Without changing a character, return the entries, but not the images they hold.
───── Working data ─────
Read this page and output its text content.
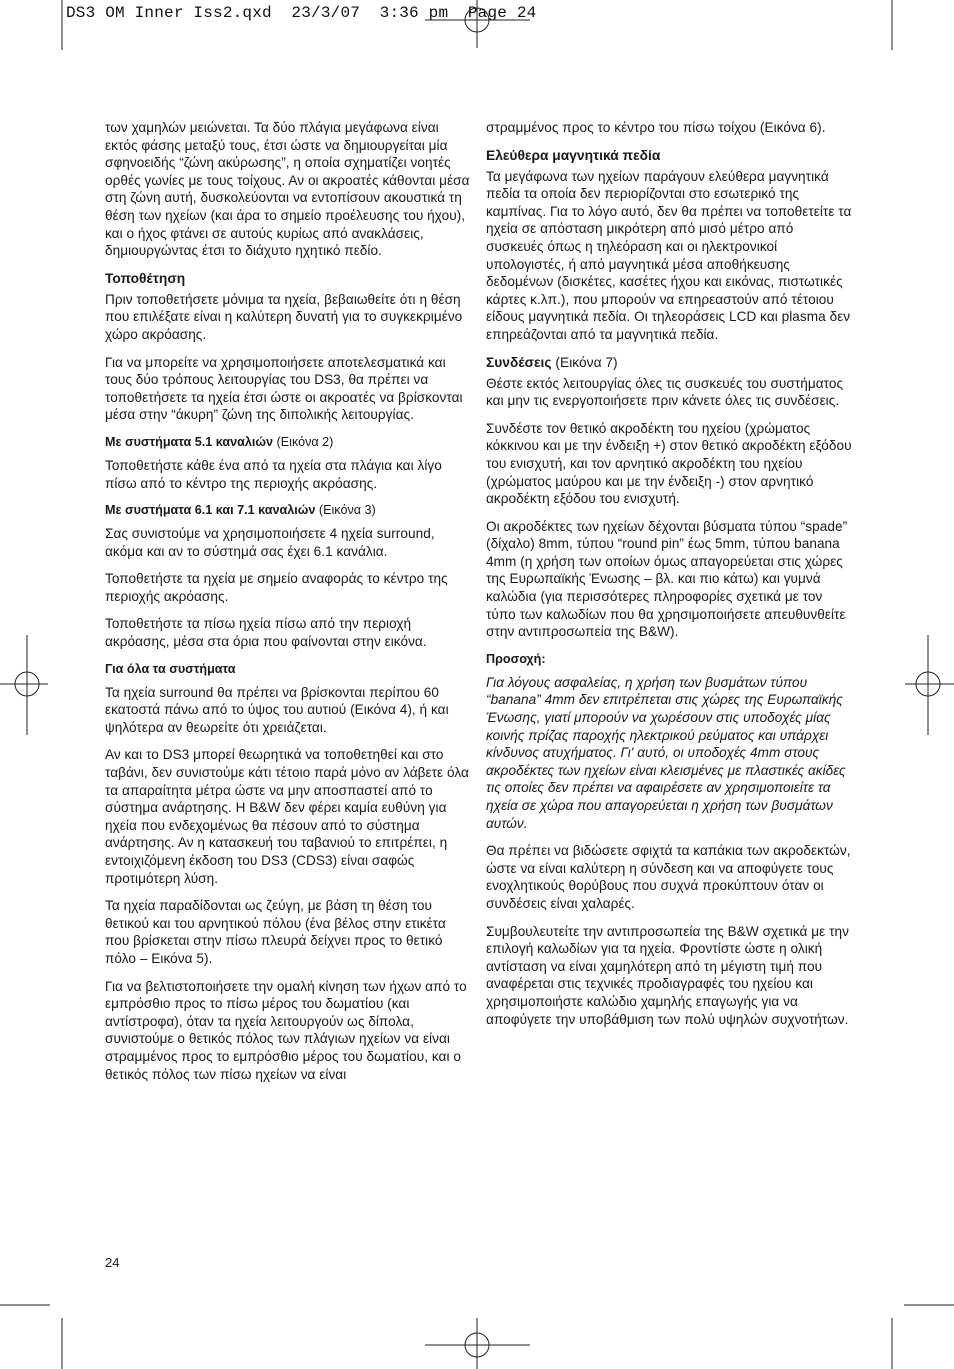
DS3 OM Inner Iss2.qxd  23/3/07  3:36 pm  Page 24

των χαμηλών μειώνεται. Τα δύο πλάγια μεγάφωνα είναι εκτός φάσης μεταξύ τους, έτσι ώστε να δημιουργείται μία σφηνοειδής “ζώνη ακύρωσης”, η οποία σχηματίζει νοητές ορθές γωνίες με τους τοίχους. Αν οι ακροατές κάθονται μέσα στη ζώνη αυτή, δυσκολεύονται να εντοπίσουν ακουστικά τη θέση των ηχείων (και άρα το σημείο προέλευσης του ήχου), και ο ήχος φτάνει σε αυτούς κυρίως από ανακλάσεις, δημιουργώντας έτσι το διάχυτο ηχητικό πεδίο.

Τοποθέτηση

Πριν τοποθετήσετε μόνιμα τα ηχεία, βεβαιωθείτε ότι η θέση που επιλέξατε είναι η καλύτερη δυνατή για το συγκεκριμένο χώρο ακρόασης.

Για να μπορείτε να χρησιμοποιήσετε αποτελεσματικά και τους δύο τρόπους λειτουργίας του DS3, θα πρέπει να τοποθετήσετε τα ηχεία έτσι ώστε οι ακροατές να βρίσκονται μέσα στην “άκυρη” ζώνη της διπολικής λειτουργίας.

Με συστήματα 5.1 καναλιών (Εικόνα 2)

Τοποθετήστε κάθε ένα από τα ηχεία στα πλάγια και λίγο πίσω από το κέντρο της περιοχής ακρόασης.

Με συστήματα 6.1 και 7.1 καναλιών (Εικόνα 3)

Σας συνιστούμε να χρησιμοποιήσετε 4 ηχεία surround, ακόμα και αν το σύστημά σας έχει 6.1 κανάλια.

Τοποθετήστε τα ηχεία με σημείο αναφοράς το κέντρο της περιοχής ακρόασης.

Τοποθετήστε τα πίσω ηχεία πίσω από την περιοχή ακρόασης, μέσα στα όρια που φαίνονται στην εικόνα.

Για όλα τα συστήματα

Τα ηχεία surround θα πρέπει να βρίσκονται περίπου 60 εκατοστά πάνω από το ύψος του αυτιού (Εικόνα 4), ή και ψηλότερα αν θεωρείτε ότι χρειάζεται.

Αν και το DS3 μπορεί θεωρητικά να τοποθετηθεί και στο ταβάνι, δεν συνιστούμε κάτι τέτοιο παρά μόνο αν λάβετε όλα τα απαραίτητα μέτρα ώστε να μην αποσπαστεί από το σύστημα ανάρτησης. Η B&W δεν φέρει καμία ευθύνη για ηχεία που ενδεχομένως θα πέσουν από το σύστημα ανάρτησης. Αν η κατασκευή του ταβανιού το επιτρέπει, η εντοιχιζόμενη έκδοση του DS3 (CDS3) είναι σαφώς προτιμότερη λύση.

Τα ηχεία παραδίδονται ως ζεύγη, με βάση τη θέση του θετικού και του αρνητικού πόλου (ένα βέλος στην ετικέτα που βρίσκεται στην πίσω πλευρά δείχνει προς το θετικό πόλο – Εικόνα 5).

Για να βελτιστοποιήσετε την ομαλή κίνηση των ήχων από το εμπρόσθιο προς το πίσω μέρος του δωματίου (και αντίστροφα), όταν τα ηχεία λειτουργούν ως δίπολα, συνιστούμε ο θετικός πόλος των πλάγιων ηχείων να είναι στραμμένος προς το εμπρόσθιο μέρος του δωματίου, και ο θετικός πόλος των πίσω ηχείων να είναι

στραμμένος προς το κέντρο του πίσω τοίχου (Εικόνα 6).

Ελεύθερα μαγνητικά πεδία

Τα μεγάφωνα των ηχείων παράγουν ελεύθερα μαγνητικά πεδία τα οποία δεν περιορίζονται στο εσωτερικό της καμπίνας. Για το λόγο αυτό, δεν θα πρέπει να τοποθετείτε τα ηχεία σε απόσταση μικρότερη από μισό μέτρο από συσκευές όπως η τηλεόραση και οι ηλεκτρονικοί υπολογιστές, ή από μαγνητικά μέσα αποθήκευσης δεδομένων (δισκέτες, κασέτες ήχου και εικόνας, πιστωτικές κάρτες κ.λπ.), που μπορούν να επηρεαστούν από τέτοιου είδους μαγνητικά πεδία. Οι τηλεοράσεις LCD και plasma δεν επηρεάζονται από τα μαγνητικά πεδία.

Συνδέσεις (Εικόνα 7)

Θέστε εκτός λειτουργίας όλες τις συσκευές του συστήματος και μην τις ενεργοποιήσετε πριν κάνετε όλες τις συνδέσεις.

Συνδέστε τον θετικό ακροδέκτη του ηχείου (χρώματος κόκκινου και με την ένδειξη +) στον θετικό ακροδέκτη εξόδου του ενισχυτή, και τον αρνητικό ακροδέκτη του ηχείου (χρώματος μαύρου και με την ένδειξη -) στον αρνητικό ακροδέκτη εξόδου του ενισχυτή.

Οι ακροδέκτες των ηχείων δέχονται βύσματα τύπου “spade” (δίχαλο) 8mm, τύπου “round pin” έως 5mm, τύπου banana 4mm (η χρήση των οποίων όμως απαγορεύεται στις χώρες της Ευρωπαϊκής Ένωσης – βλ. και πιο κάτω) και γυμνά καλώδια (για περισσότερες πληροφορίες σχετικά με τον τύπο των καλωδίων που θα χρησιμοποιήσετε απευθυνθείτε στην αντιπροσωπεία της B&W).

Προσοχή:

Για λόγους ασφαλείας, η χρήση των βυσμάτων τύπου “banana” 4mm δεν επιτρέπεται στις χώρες της Ευρωπαϊκής Ένωσης, γιατί μπορούν να χωρέσουν στις υποδοχές μίας κοινής πρίζας παροχής ηλεκτρικού ρεύματος και υπάρχει κίνδυνος ατυχήματος. Γι' αυτό, οι υποδοχές 4mm στους ακροδέκτες των ηχείων είναι κλεισμένες με πλαστικές ακίδες τις οποίες δεν πρέπει να αφαιρέσετε αν χρησιμοποιείτε τα ηχεία σε χώρα που απαγορεύεται η χρήση των βυσμάτων αυτών.

Θα πρέπει να βιδώσετε σφιχτά τα καπάκια των ακροδεκτών, ώστε να είναι καλύτερη η σύνδεση και να αποφύγετε τους ενοχλητικούς θορύβους που συχνά προκύπτουν όταν οι συνδέσεις είναι χαλαρές.

Συμβουλευτείτε την αντιπροσωπεία της B&W σχετικά με την επιλογή καλωδίων για τα ηχεία. Φροντίστε ώστε η ολική αντίσταση να είναι χαμηλότερη από τη μέγιστη τιμή που αναφέρεται στις τεχνικές προδιαγραφές του ηχείου και χρησιμοποιήστε καλώδιο χαμηλής επαγωγής για να αποφύγετε την υποβάθμιση των πολύ υψηλών συχνοτήτων.

24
─────
◆ Problem solution
Read this page and output its text content.
DS3 OM Inner Iss2.qxd  23/3/07  3:36 pm  Page 24

των χαμηλών μειώνεται. Τα δύο πλάγια μεγάφωνα είναι εκτός φάσης μεταξύ τους, έτσι ώστε να δημιουργείται μία σφηνοειδής “ζώνη ακύρωσης”, η οποία σχηματίζει νοητές ορθές γωνίες με τους τοίχους. Αν οι ακροατές κάθονται μέσα στη ζώνη αυτή, δυσκολεύονται να εντοπίσουν ακουστικά τη θέση των ηχείων (και άρα το σημείο προέλευσης του ήχου), και ο ήχος φτάνει σε αυτούς κυρίως από ανακλάσεις, δημιουργώντας έτσι το διάχυτο ηχητικό πεδίο.

Τοποθέτηση

Πριν τοποθετήσετε μόνιμα τα ηχεία, βεβαιωθείτε ότι η θέση που επιλέξατε είναι η καλύτερη δυνατή για το συγκεκριμένο χώρο ακρόασης.

Για να μπορείτε να χρησιμοποιήσετε αποτελεσματικά και τους δύο τρόπους λειτουργίας του DS3, θα πρέπει να τοποθετήσετε τα ηχεία έτσι ώστε οι ακροατές να βρίσκονται μέσα στην “άκυρη” ζώνη της διπολικής λειτουργίας.

Με συστήματα 5.1 καναλιών (Εικόνα 2)

Τοποθετήστε κάθε ένα από τα ηχεία στα πλάγια και λίγο πίσω από το κέντρο της περιοχής ακρόασης.

Με συστήματα 6.1 και 7.1 καναλιών (Εικόνα 3)

Σας συνιστούμε να χρησιμοποιήσετε 4 ηχεία surround, ακόμα και αν το σύστημά σας έχει 6.1 κανάλια.

Τοποθετήστε τα ηχεία με σημείο αναφοράς το κέντρο της περιοχής ακρόασης.

Τοποθετήστε τα πίσω ηχεία πίσω από την περιοχή ακρόασης, μέσα στα όρια που φαίνονται στην εικόνα.

Για όλα τα συστήματα

Τα ηχεία surround θα πρέπει να βρίσκονται περίπου 60 εκατοστά πάνω από το ύψος του αυτιού (Εικόνα 4), ή και ψηλότερα αν θεωρείτε ότι χρειάζεται.

Αν και το DS3 μπορεί θεωρητικά να τοποθετηθεί και στο ταβάνι, δεν συνιστούμε κάτι τέτοιο παρά μόνο αν λάβετε όλα τα απαραίτητα μέτρα ώστε να μην αποσπαστεί από το σύστημα ανάρτησης. Η B&W δεν φέρει καμία ευθύνη για ηχεία που ενδεχομένως θα πέσουν από το σύστημα ανάρτησης. Αν η κατασκευή του ταβανιού το επιτρέπει, η εντοιχιζόμενη έκδοση του DS3 (CDS3) είναι σαφώς προτιμότερη λύση.

Τα ηχεία παραδίδονται ως ζεύγη, με βάση τη θέση του θετικού και του αρνητικού πόλου (ένα βέλος στην ετικέτα που βρίσκεται στην πίσω πλευρά δείχνει προς το θετικό πόλο – Εικόνα 5).

Για να βελτιστοποιήσετε την ομαλή κίνηση των ήχων από το εμπρόσθιο προς το πίσω μέρος του δωματίου (και αντίστροφα), όταν τα ηχεία λειτουργούν ως δίπολα, συνιστούμε ο θετικός πόλος των πλάγιων ηχείων να είναι στραμμένος προς το εμπρόσθιο μέρος του δωματίου, και ο θετικός πόλος των πίσω ηχείων να είναι

στραμμένος προς το κέντρο του πίσω τοίχου (Εικόνα 6).

Ελεύθερα μαγνητικά πεδία

Τα μεγάφωνα των ηχείων παράγουν ελεύθερα μαγνητικά πεδία τα οποία δεν περιορίζονται στο εσωτερικό της καμπίνας. Για το λόγο αυτό, δεν θα πρέπει να τοποθετείτε τα ηχεία σε απόσταση μικρότερη από μισό μέτρο από συσκευές όπως η τηλεόραση και οι ηλεκτρονικοί υπολογιστές, ή από μαγνητικά μέσα αποθήκευσης δεδομένων (δισκέτες, κασέτες ήχου και εικόνας, πιστωτικές κάρτες κ.λπ.), που μπορούν να επηρεαστούν από τέτοιου είδους μαγνητικά πεδία. Οι τηλεοράσεις LCD και plasma δεν επηρεάζονται από τα μαγνητικά πεδία.

Συνδέσεις (Εικόνα 7)

Θέστε εκτός λειτουργίας όλες τις συσκευές του συστήματος και μην τις ενεργοποιήσετε πριν κάνετε όλες τις συνδέσεις.

Συνδέστε τον θετικό ακροδέκτη του ηχείου (χρώματος κόκκινου και με την ένδειξη +) στον θετικό ακροδέκτη εξόδου του ενισχυτή, και τον αρνητικό ακροδέκτη του ηχείου (χρώματος μαύρου και με την ένδειξη -) στον αρνητικό ακροδέκτη εξόδου του ενισχυτή.

Οι ακροδέκτες των ηχείων δέχονται βύσματα τύπου “spade” (δίχαλο) 8mm, τύπου “round pin” έως 5mm, τύπου banana 4mm (η χρήση των οποίων όμως απαγορεύεται στις χώρες της Ευρωπαϊκής Ένωσης – βλ. και πιο κάτω) και γυμνά καλώδια (για περισσότερες πληροφορίες σχετικά με τον τύπο των καλωδίων που θα χρησιμοποιήσετε απευθυνθείτε στην αντιπροσωπεία της B&W).

Προσοχή:

Για λόγους ασφαλείας, η χρήση των βυσμάτων τύπου “banana” 4mm δεν επιτρέπεται στις χώρες της Ευρωπαϊκής Ένωσης, γιατί μπορούν να χωρέσουν στις υποδοχές μίας κοινής πρίζας παροχής ηλεκτρικού ρεύματος και υπάρχει κίνδυνος ατυχήματος. Γι' αυτό, οι υποδοχές 4mm στους ακροδέκτες των ηχείων είναι κλεισμένες με πλαστικές ακίδες τις οποίες δεν πρέπει να αφαιρέσετε αν χρησιμοποιείτε τα ηχεία σε χώρα που απαγορεύεται η χρήση των βυσμάτων αυτών.

Θα πρέπει να βιδώσετε σφιχτά τα καπάκια των ακροδεκτών, ώστε να είναι καλύτερη η σύνδεση και να αποφύγετε τους ενοχλητικούς θορύβους που συχνά προκύπτουν όταν οι συνδέσεις είναι χαλαρές.

Συμβουλευτείτε την αντιπροσωπεία της B&W σχετικά με την επιλογή καλωδίων για τα ηχεία. Φροντίστε ώστε η ολική αντίσταση να είναι χαμηλότερη από τη μέγιστη τιμή που αναφέρεται στις τεχνικές προδιαγραφές του ηχείου και χρησιμοποιήστε καλώδιο χαμηλής επαγωγής για να αποφύγετε την υποβάθμιση των πολύ υψηλών συχνοτήτων.

24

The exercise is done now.